◆ SUPPLIED INFORMATION:
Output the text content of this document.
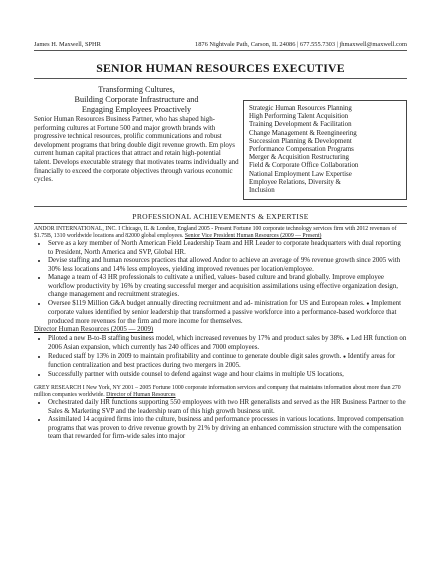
James H. Maxwell, SPHR	1876 Nightvale Path, Carson, IL 24086 | 677.555.7303 | jhmaxwell@maxwell.com
SENIOR HUMAN RESOURCES EXECUTIVE
Transforming Cultures,
Building Corporate Infrastructure and
Engaging Employees Proactively
Senior Human Resources Business Partner, who has shaped high-performing cultures at Fortune 500 and major growth brands with progressive technical resources, prolific communications and robust development programs that bring double digit revenue growth. Em ploys current human capital practices that attract and retain high-potential talent. Develops executable strategy that motivates teams individually and financially to exceed the corporate objectives through various economic cycles.
Strategic Human Resources Planning
High Performing Talent Acquisition
Training Development & Facilitation
Change Management & Reengineering
Succession Planning & Development
Performance Compensation Programs
Merger & Acquisition Restructuring
Field & Corporate Office Collaboration
National Employment Law Expertise
Employee Relations, Diversity &
Inclusion
PROFESSIONAL ACHIEVEMENTS & EXPERTISE
ANDOR INTERNATIONAL, INC. I Chicago, IL & London, England 2005 - Present Fortune 100 corporate technology services firm with 2012 revenues of $1.75B, 1310 worldwide locations and 82000 global employees. Senior Vice President Human Resources (2009 — Present)
• Serve as a key member of North American Field Leadership Team and HR Leader to corporate headquarters with dual reporting to President, North America and SVP, Global HR.
• Devise staffing and human resources practices that allowed Andor to achieve an average of 9% revenue growth since 2005 with 30% less locations and 14% less employees, yielding improved revenues per location/employee.
• Manage a team of 43 HR professionals to cultivate a unified, values- based culture and brand globally. Improve employee workflow productivity by 16% by creating successful merger and acquisition assimilations using effective organization design, change management and recruitment strategies.
• Oversee $119 Million G&A budget annually directing recruitment and ad- ministration for US and European roles. ● Implement corporate values identified by senior leadership that transformed a passive workforce into a performance-based workforce that produced more revenues for the firm and more income for themselves.
Director Human Resources (2005 — 2009)
• Piloted a new B-to-B staffing business model, which increased revenues by 17% and product sales by 38%. ● Led HR function on 2006 Asian expansion, which currently has 240 offices and 7000 employees.
• Reduced staff by 13% in 2009 to maintain profitability and continue to generate double digit sales growth. ● Identify areas for function centralization and best practices during two mergers in 2005.
• Successfully partner with outside counsel to defend against wage and hour claims in multiple US locations,
GREY RESEARCH I New York, NY 2001 – 2005 Fortune 1000 corporate information services and company that maintains information about more than 270 million companies worldwide. Director of Human Resources
• Orchestrated daily HR functions supporting 550 employees with two HR generalists and served as the HR Business Partner to the Sales & Marketing SVP and the leadership team of this high growth business unit.
• Assimilated 14 acquired firms into the culture, business and performance processes in various locations. Improved compensation programs that was proven to drive revenue growth by 21% by driving an enhanced commission structure with the compensation team that rewarded for firm-wide sales into major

◆ DESCRIPTION OF THE TASK: Among the entries above, how many lines hold the word "Field"? Reply with only that number.

◆ ANSWER BELOW: 2